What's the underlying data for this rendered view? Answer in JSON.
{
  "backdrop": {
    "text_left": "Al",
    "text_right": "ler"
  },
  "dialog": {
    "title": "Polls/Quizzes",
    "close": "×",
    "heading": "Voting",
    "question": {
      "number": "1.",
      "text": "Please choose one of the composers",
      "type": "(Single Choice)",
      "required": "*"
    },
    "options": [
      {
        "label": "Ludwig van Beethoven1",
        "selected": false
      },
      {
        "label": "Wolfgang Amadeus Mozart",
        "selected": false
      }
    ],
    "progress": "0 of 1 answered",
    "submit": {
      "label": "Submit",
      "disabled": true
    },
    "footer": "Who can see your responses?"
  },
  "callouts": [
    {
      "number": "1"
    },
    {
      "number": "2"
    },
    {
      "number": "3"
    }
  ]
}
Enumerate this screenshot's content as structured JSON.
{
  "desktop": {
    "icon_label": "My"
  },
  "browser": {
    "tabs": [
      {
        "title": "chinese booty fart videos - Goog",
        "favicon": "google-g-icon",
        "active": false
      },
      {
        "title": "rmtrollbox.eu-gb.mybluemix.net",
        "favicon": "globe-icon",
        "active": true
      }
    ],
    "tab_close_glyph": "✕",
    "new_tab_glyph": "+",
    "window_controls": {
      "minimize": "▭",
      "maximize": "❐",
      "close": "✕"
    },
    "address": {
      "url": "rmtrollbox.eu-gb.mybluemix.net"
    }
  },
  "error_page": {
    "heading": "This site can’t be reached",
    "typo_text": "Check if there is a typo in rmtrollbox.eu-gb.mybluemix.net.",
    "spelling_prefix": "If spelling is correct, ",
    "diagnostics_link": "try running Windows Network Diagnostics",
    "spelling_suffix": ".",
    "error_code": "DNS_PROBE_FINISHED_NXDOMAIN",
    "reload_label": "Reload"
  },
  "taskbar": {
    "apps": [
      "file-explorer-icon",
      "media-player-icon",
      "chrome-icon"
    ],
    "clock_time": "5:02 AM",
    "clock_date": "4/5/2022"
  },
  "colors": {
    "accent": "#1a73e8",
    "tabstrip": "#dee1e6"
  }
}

------------------------------------------------------------

→ Set problem
Copy out each record exactly as given, omitting none.

→ Response
What's the underlying data for this rendered view? Answer in JSON.
{
  "backdrop": {
    "text_left": "Al",
    "text_right": "ler"
  },
  "dialog": {
    "title": "Polls/Quizzes",
    "close": "×",
    "heading": "Voting",
    "question": {
      "number": "1.",
      "text": "Please choose one of the composers",
      "type": "(Single Choice)",
      "required": "*"
    },
    "options": [
      {
        "label": "Ludwig van Beethoven1",
        "selected": false
      },
      {
        "label": "Wolfgang Amadeus Mozart",
        "selected": false
      }
    ],
    "progress": "0 of 1 answered",
    "submit": {
      "label": "Submit",
      "disabled": true
    },
    "footer": "Who can see your responses?"
  },
  "callouts": [
    {
      "number": "1"
    },
    {
      "number": "2"
    },
    {
      "number": "3"
    }
  ]
}
Enumerate this screenshot's content as structured JSON.
{
  "desktop": {
    "icon_label": "My"
  },
  "browser": {
    "tabs": [
      {
        "title": "chinese booty fart videos - Goog",
        "favicon": "google-g-icon",
        "active": false
      },
      {
        "title": "rmtrollbox.eu-gb.mybluemix.net",
        "favicon": "globe-icon",
        "active": true
      }
    ],
    "tab_close_glyph": "✕",
    "new_tab_glyph": "+",
    "window_controls": {
      "minimize": "▭",
      "maximize": "❐",
      "close": "✕"
    },
    "address": {
      "url": "rmtrollbox.eu-gb.mybluemix.net"
    }
  },
  "error_page": {
    "heading": "This site can’t be reached",
    "typo_text": "Check if there is a typo in rmtrollbox.eu-gb.mybluemix.net.",
    "spelling_prefix": "If spelling is correct, ",
    "diagnostics_link": "try running Windows Network Diagnostics",
    "spelling_suffix": ".",
    "error_code": "DNS_PROBE_FINISHED_NXDOMAIN",
    "reload_label": "Reload"
  },
  "taskbar": {
    "apps": [
      "file-explorer-icon",
      "media-player-icon",
      "chrome-icon"
    ],
    "clock_time": "5:02 AM",
    "clock_date": "4/5/2022"
  },
  "colors": {
    "accent": "#1a73e8",
    "tabstrip": "#dee1e6"
  }
}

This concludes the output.